Reproduce the data below with every occurrence of "x-tick" replaced by "x-axis-tick", keeping everything else unchanged. Omit the pictures from your output.

----- Dataset entries

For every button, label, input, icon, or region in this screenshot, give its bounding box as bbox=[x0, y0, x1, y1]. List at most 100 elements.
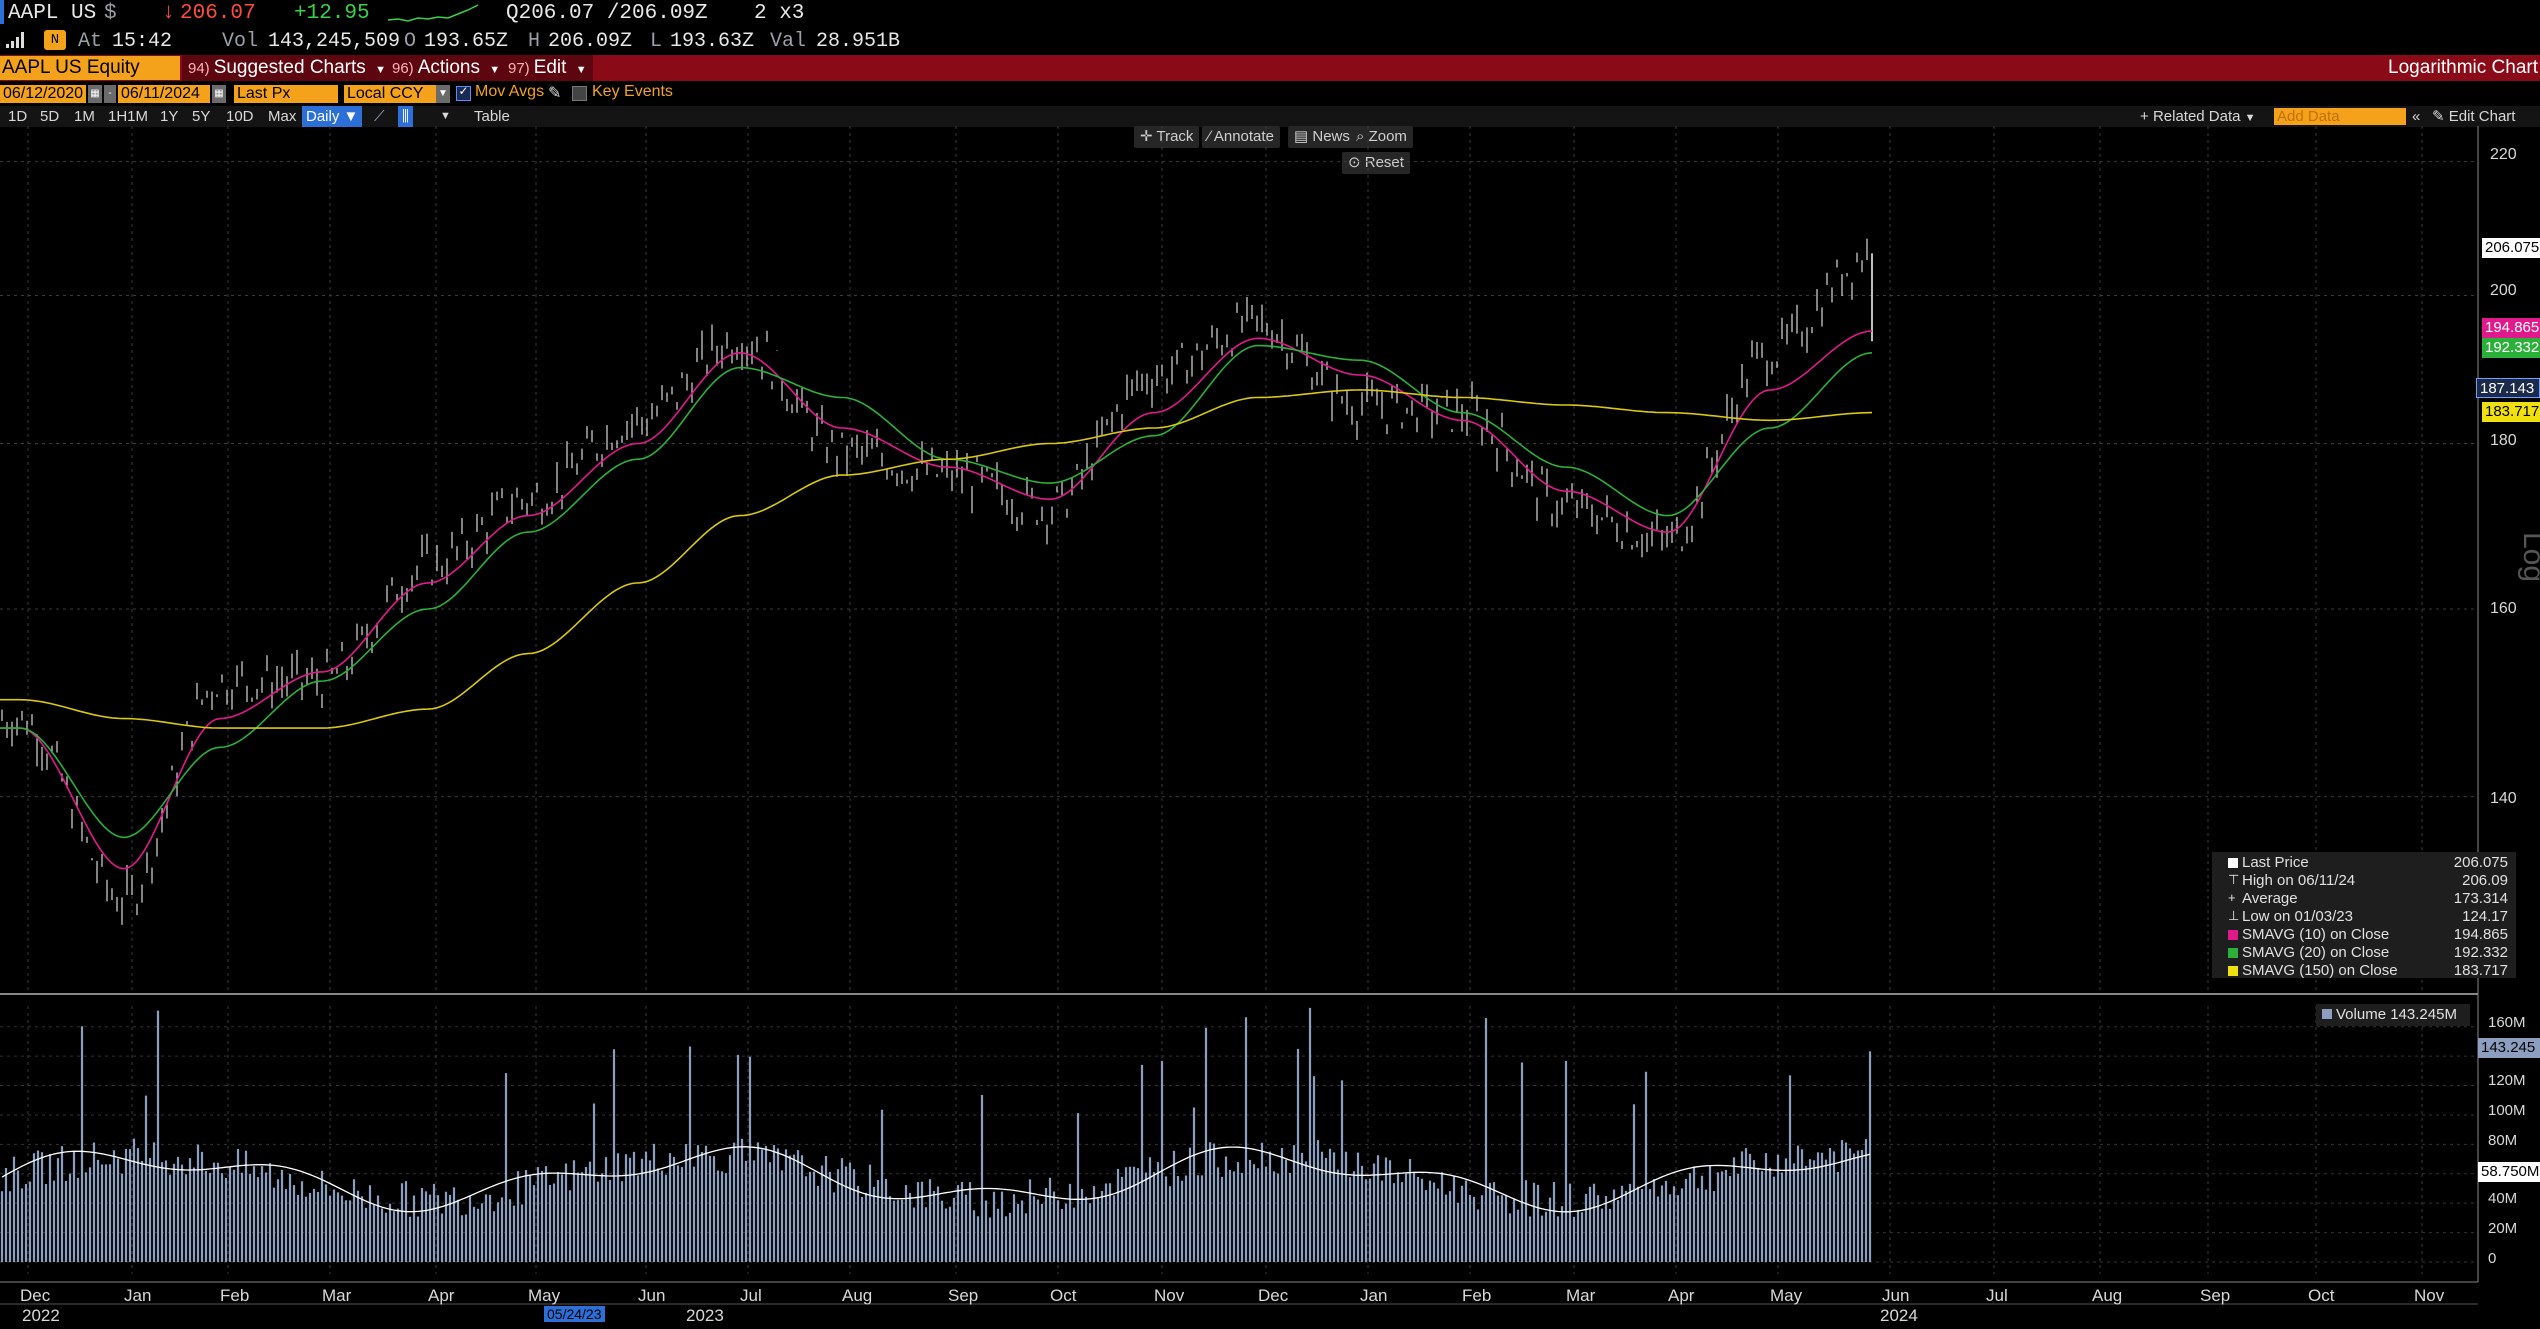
legend-row: ⊥ Low on 01/03/23 124.17 bbox=[2212, 908, 2516, 926]
x-tick: Sep bbox=[948, 1286, 979, 1305]
legend-value: 183.717 bbox=[2453, 962, 2508, 979]
x-tick: Apr bbox=[428, 1286, 455, 1305]
volume-legend[interactable]: Volume 143.245M bbox=[2316, 1004, 2470, 1026]
annotate-icon: ∕ bbox=[1208, 128, 1211, 145]
line-chart-icon[interactable]: ⟋ bbox=[374, 108, 385, 125]
mov-avgs-label[interactable]: Mov Avgs bbox=[475, 83, 545, 100]
menu-label: Suggested Charts bbox=[213, 57, 366, 78]
zoom-label: Zoom bbox=[1368, 128, 1407, 145]
x-tick: Jan bbox=[124, 1286, 152, 1305]
chart-settings-bar: 06/12/2020 ▦ - 06/11/2024 ▦ Last Px Loca… bbox=[0, 83, 2540, 105]
news-label: News bbox=[1312, 128, 1350, 145]
actions-menu[interactable]: 96) Actions ▼ bbox=[386, 55, 507, 81]
related-data-button[interactable]: + Related Data ▼ bbox=[2140, 108, 2256, 125]
range-1y[interactable]: 1Y bbox=[160, 108, 179, 125]
legend-row: SMAVG (20) on Close 192.332 bbox=[2212, 944, 2516, 962]
news-icon: ▤ bbox=[1294, 128, 1309, 145]
y-tick-180: 180 bbox=[2490, 432, 2517, 449]
field-selector[interactable]: Last Px bbox=[234, 85, 338, 103]
chart-type-title: Logarithmic Chart bbox=[2388, 57, 2538, 78]
x-tick: Feb bbox=[220, 1286, 250, 1305]
zoom-button[interactable]: ⌕ Zoom bbox=[1350, 126, 1413, 148]
collapse-icon[interactable]: « bbox=[2412, 108, 2421, 125]
range-toolbar: 1D 5D 1M 1H1M 1Y 5Y 10D Max Daily ▼ ⟋ ⫼ … bbox=[0, 106, 2540, 127]
chart-legend[interactable]: Last Price 206.075 ⊤ High on 06/11/24 20… bbox=[2212, 852, 2516, 979]
chevron-down-icon[interactable]: ▼ bbox=[436, 85, 450, 103]
sma150-tag: 183.717 bbox=[2482, 402, 2540, 422]
range-1m[interactable]: 1M bbox=[74, 108, 95, 125]
y-tick-160: 160 bbox=[2490, 600, 2517, 617]
table-button[interactable]: Table bbox=[474, 108, 510, 125]
legend-name: SMAVG (20) on Close bbox=[2242, 944, 2390, 961]
legend-row: SMAVG (10) on Close 194.865 bbox=[2212, 926, 2516, 944]
edit-chart-button[interactable]: ✎ Edit Chart bbox=[2432, 108, 2516, 125]
down-arrow-icon: ↓ bbox=[162, 0, 176, 25]
currency-selector[interactable]: Local CCY bbox=[344, 85, 436, 103]
last-price: 206.07 bbox=[180, 2, 256, 25]
legend-row: ⊤ High on 06/11/24 206.09 bbox=[2212, 872, 2516, 890]
range-10d[interactable]: 10D bbox=[226, 108, 254, 125]
y-tick-200: 200 bbox=[2490, 282, 2517, 299]
x-tick: Jul bbox=[740, 1286, 762, 1305]
x-tick: Dec bbox=[20, 1286, 51, 1305]
legend-value: 124.17 bbox=[2462, 908, 2508, 925]
range-max[interactable]: Max bbox=[268, 108, 297, 125]
period-selector[interactable]: Daily ▼ bbox=[302, 106, 363, 127]
dropdown-caret-icon: ▼ bbox=[2244, 112, 2256, 124]
vol-tick-100: 100M bbox=[2488, 1102, 2526, 1119]
legend-name: SMAVG (10) on Close bbox=[2242, 926, 2390, 943]
add-data-input[interactable]: Add Data bbox=[2274, 108, 2406, 125]
vol-tick-160: 160M bbox=[2488, 1014, 2526, 1031]
volume-legend-label: Volume bbox=[2336, 1006, 2387, 1023]
legend-value: 194.865 bbox=[2453, 926, 2508, 943]
chevron-down-icon[interactable]: ▼ bbox=[440, 110, 451, 122]
traded-value: 28.951B bbox=[816, 30, 901, 53]
start-date-field[interactable]: 06/12/2020 bbox=[0, 85, 86, 103]
signal-bars-icon bbox=[6, 32, 24, 48]
sma10-line bbox=[0, 330, 1873, 870]
x-tick: Dec bbox=[1258, 1286, 1289, 1305]
sparkline-icon bbox=[388, 4, 479, 22]
range-1d[interactable]: 1D bbox=[8, 108, 28, 125]
range-1h1m[interactable]: 1H1M bbox=[108, 108, 149, 125]
open-label: O bbox=[404, 30, 417, 53]
bar-chart-icon[interactable]: ⫼ bbox=[398, 106, 413, 127]
high-label: H bbox=[528, 30, 541, 53]
reset-icon: ⊙ bbox=[1348, 154, 1361, 171]
calendar-icon[interactable]: ▦ bbox=[88, 85, 102, 103]
track-button[interactable]: ✛ Track bbox=[1134, 126, 1200, 148]
legend-value: 206.075 bbox=[2453, 854, 2508, 871]
exchange-icon[interactable]: N bbox=[44, 30, 66, 50]
edit-menu[interactable]: 97) Edit ▼ bbox=[502, 55, 593, 81]
magenta-swatch-icon bbox=[2228, 930, 2238, 940]
end-date-field[interactable]: 06/11/2024 bbox=[118, 85, 210, 103]
security-field[interactable]: AAPL US Equity bbox=[0, 56, 180, 80]
range-5d[interactable]: 5D bbox=[40, 108, 60, 125]
x-tick: Oct bbox=[2308, 1286, 2335, 1305]
range-5y[interactable]: 5Y bbox=[192, 108, 211, 125]
white-swatch-icon bbox=[2228, 858, 2238, 868]
x-tick: Nov bbox=[1154, 1286, 1185, 1305]
reset-button[interactable]: ⊙ Reset bbox=[1342, 152, 1410, 174]
menu-number: 94) bbox=[188, 60, 210, 77]
news-button[interactable]: ▤ News bbox=[1288, 126, 1356, 148]
volume-swatch-icon bbox=[2322, 1009, 2332, 1019]
ticker[interactable]: AAPL US bbox=[8, 2, 97, 25]
key-events-label[interactable]: Key Events bbox=[592, 83, 673, 100]
legend-row: + Average 173.314 bbox=[2212, 890, 2516, 908]
x-tick: Jun bbox=[638, 1286, 666, 1305]
suggested-charts-menu[interactable]: 94) Suggested Charts ▼ bbox=[182, 55, 392, 81]
year-label: 2022 bbox=[22, 1306, 60, 1325]
dropdown-caret-icon: ▼ bbox=[375, 64, 386, 76]
annotate-button[interactable]: ∕ Annotate bbox=[1202, 126, 1280, 148]
key-events-checkbox[interactable] bbox=[572, 86, 587, 101]
crosshair-date-tag: 05/24/23 bbox=[544, 1306, 605, 1322]
calendar-icon[interactable]: ▦ bbox=[212, 85, 226, 103]
x-axis-months: Dec Jan Feb Mar Apr May Jun Jul Aug Sep … bbox=[0, 1286, 2480, 1306]
low-label: L bbox=[650, 30, 663, 53]
mov-avgs-checkbox[interactable] bbox=[456, 86, 471, 101]
net-change: +12.95 bbox=[294, 2, 370, 25]
legend-name: High on 06/11/24 bbox=[2242, 872, 2356, 889]
pencil-icon[interactable]: ✎ bbox=[548, 85, 562, 102]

----------

→ **Result of this task**
For every button, label, input, icon, or region in this screenshot, give its bounding box as bbox=[x0, y0, x1, y1]. List at most 100 elements.
legend-row: ⊥ Low on 01/03/23 124.17 bbox=[2212, 908, 2516, 926]
x-axis-tick: Sep bbox=[948, 1286, 979, 1305]
legend-value: 183.717 bbox=[2453, 962, 2508, 979]
x-axis-tick: Apr bbox=[428, 1286, 455, 1305]
volume-legend[interactable]: Volume 143.245M bbox=[2316, 1004, 2470, 1026]
annotate-icon: ∕ bbox=[1208, 128, 1211, 145]
line-chart-icon[interactable]: ⟋ bbox=[374, 108, 385, 125]
mov-avgs-label[interactable]: Mov Avgs bbox=[475, 83, 545, 100]
menu-label: Suggested Charts bbox=[213, 57, 366, 78]
zoom-label: Zoom bbox=[1368, 128, 1407, 145]
x-axis-tick: Jan bbox=[124, 1286, 152, 1305]
chart-settings-bar: 06/12/2020 ▦ - 06/11/2024 ▦ Last Px Loca… bbox=[0, 83, 2540, 105]
news-label: News bbox=[1312, 128, 1350, 145]
actions-menu[interactable]: 96) Actions ▼ bbox=[386, 55, 507, 81]
related-data-button[interactable]: + Related Data ▼ bbox=[2140, 108, 2256, 125]
range-1y[interactable]: 1Y bbox=[160, 108, 179, 125]
legend-row: SMAVG (20) on Close 192.332 bbox=[2212, 944, 2516, 962]
news-icon: ▤ bbox=[1294, 128, 1309, 145]
y-tick-180: 180 bbox=[2490, 432, 2517, 449]
field-selector[interactable]: Last Px bbox=[234, 85, 338, 103]
chart-type-title: Logarithmic Chart bbox=[2388, 57, 2538, 78]
x-axis-tick: Feb bbox=[220, 1286, 250, 1305]
zoom-button[interactable]: ⌕ Zoom bbox=[1350, 126, 1413, 148]
collapse-icon[interactable]: « bbox=[2412, 108, 2421, 125]
range-toolbar: 1D 5D 1M 1H1M 1Y 5Y 10D Max Daily ▼ ⟋ ⫼ … bbox=[0, 106, 2540, 127]
chart-legend[interactable]: Last Price 206.075 ⊤ High on 06/11/24 20… bbox=[2212, 852, 2516, 979]
chevron-down-icon[interactable]: ▼ bbox=[436, 85, 450, 103]
sma150-tag: 183.717 bbox=[2482, 402, 2540, 422]
range-1m[interactable]: 1M bbox=[74, 108, 95, 125]
y-tick-160: 160 bbox=[2490, 600, 2517, 617]
table-button[interactable]: Table bbox=[474, 108, 510, 125]
legend-name: SMAVG (20) on Close bbox=[2242, 944, 2390, 961]
legend-row: SMAVG (10) on Close 194.865 bbox=[2212, 926, 2516, 944]
edit-chart-button[interactable]: ✎ Edit Chart bbox=[2432, 108, 2516, 125]
down-arrow-icon: ↓ bbox=[162, 0, 176, 25]
currency-selector[interactable]: Local CCY bbox=[344, 85, 436, 103]
last-price: 206.07 bbox=[180, 2, 256, 25]
legend-row: ⊤ High on 06/11/24 206.09 bbox=[2212, 872, 2516, 890]
range-10d[interactable]: 10D bbox=[226, 108, 254, 125]
y-tick-200: 200 bbox=[2490, 282, 2517, 299]
x-axis-tick: Jul bbox=[740, 1286, 762, 1305]
x-axis-tick: Dec bbox=[20, 1286, 51, 1305]
legend-value: 124.17 bbox=[2462, 908, 2508, 925]
range-max[interactable]: Max bbox=[268, 108, 297, 125]
period-selector[interactable]: Daily ▼ bbox=[302, 106, 363, 127]
dropdown-caret-icon: ▼ bbox=[2244, 112, 2256, 124]
vol-tick-100: 100M bbox=[2488, 1102, 2526, 1119]
legend-name: SMAVG (10) on Close bbox=[2242, 926, 2390, 943]
add-data-input[interactable]: Add Data bbox=[2274, 108, 2406, 125]
vol-tick-160: 160M bbox=[2488, 1014, 2526, 1031]
volume-legend-label: Volume bbox=[2336, 1006, 2387, 1023]
legend-value: 194.865 bbox=[2453, 926, 2508, 943]
chevron-down-icon[interactable]: ▼ bbox=[440, 110, 451, 122]
traded-value: 28.951B bbox=[816, 30, 901, 53]
start-date-field[interactable]: 06/12/2020 bbox=[0, 85, 86, 103]
signal-bars-icon bbox=[6, 32, 24, 48]
sma10-line bbox=[0, 330, 1873, 870]
x-axis-tick: Dec bbox=[1258, 1286, 1289, 1305]
sparkline-icon bbox=[388, 4, 479, 22]
range-1d[interactable]: 1D bbox=[8, 108, 28, 125]
range-1h1m[interactable]: 1H1M bbox=[108, 108, 149, 125]
open-label: O bbox=[404, 30, 417, 53]
bar-chart-icon[interactable]: ⫼ bbox=[398, 106, 413, 127]
high-label: H bbox=[528, 30, 541, 53]
reset-icon: ⊙ bbox=[1348, 154, 1361, 171]
calendar-icon[interactable]: ▦ bbox=[88, 85, 102, 103]
track-button[interactable]: ✛ Track bbox=[1134, 126, 1200, 148]
legend-value: 206.075 bbox=[2453, 854, 2508, 871]
exchange-icon[interactable]: N bbox=[44, 30, 66, 50]
edit-menu[interactable]: 97) Edit ▼ bbox=[502, 55, 593, 81]
magenta-swatch-icon bbox=[2228, 930, 2238, 940]
end-date-field[interactable]: 06/11/2024 bbox=[118, 85, 210, 103]
security-field[interactable]: AAPL US Equity bbox=[0, 56, 180, 80]
range-5d[interactable]: 5D bbox=[40, 108, 60, 125]
x-axis-tick: Oct bbox=[2308, 1286, 2335, 1305]
range-5y[interactable]: 5Y bbox=[192, 108, 211, 125]
white-swatch-icon bbox=[2228, 858, 2238, 868]
x-axis-tick: Nov bbox=[1154, 1286, 1185, 1305]
reset-button[interactable]: ⊙ Reset bbox=[1342, 152, 1410, 174]
menu-number: 94) bbox=[188, 60, 210, 77]
news-button[interactable]: ▤ News bbox=[1288, 126, 1356, 148]
volume-swatch-icon bbox=[2322, 1009, 2332, 1019]
ticker[interactable]: AAPL US bbox=[8, 2, 97, 25]
key-events-label[interactable]: Key Events bbox=[592, 83, 673, 100]
legend-row: + Average 173.314 bbox=[2212, 890, 2516, 908]
x-axis-tick: Jun bbox=[638, 1286, 666, 1305]
suggested-charts-menu[interactable]: 94) Suggested Charts ▼ bbox=[182, 55, 392, 81]
year-label: 2022 bbox=[22, 1306, 60, 1325]
dropdown-caret-icon: ▼ bbox=[375, 64, 386, 76]
annotate-button[interactable]: ∕ Annotate bbox=[1202, 126, 1280, 148]
key-events-checkbox[interactable] bbox=[572, 86, 587, 101]
crosshair-date-tag: 05/24/23 bbox=[544, 1306, 605, 1322]
calendar-icon[interactable]: ▦ bbox=[212, 85, 226, 103]
x-axis-months: Dec Jan Feb Mar Apr May Jun Jul Aug Sep … bbox=[0, 1286, 2480, 1306]
low-label: L bbox=[650, 30, 663, 53]
mov-avgs-checkbox[interactable] bbox=[456, 86, 471, 101]
net-change: +12.95 bbox=[294, 2, 370, 25]
legend-name: High on 06/11/24 bbox=[2242, 872, 2356, 889]
pencil-icon[interactable]: ✎ bbox=[548, 85, 562, 102]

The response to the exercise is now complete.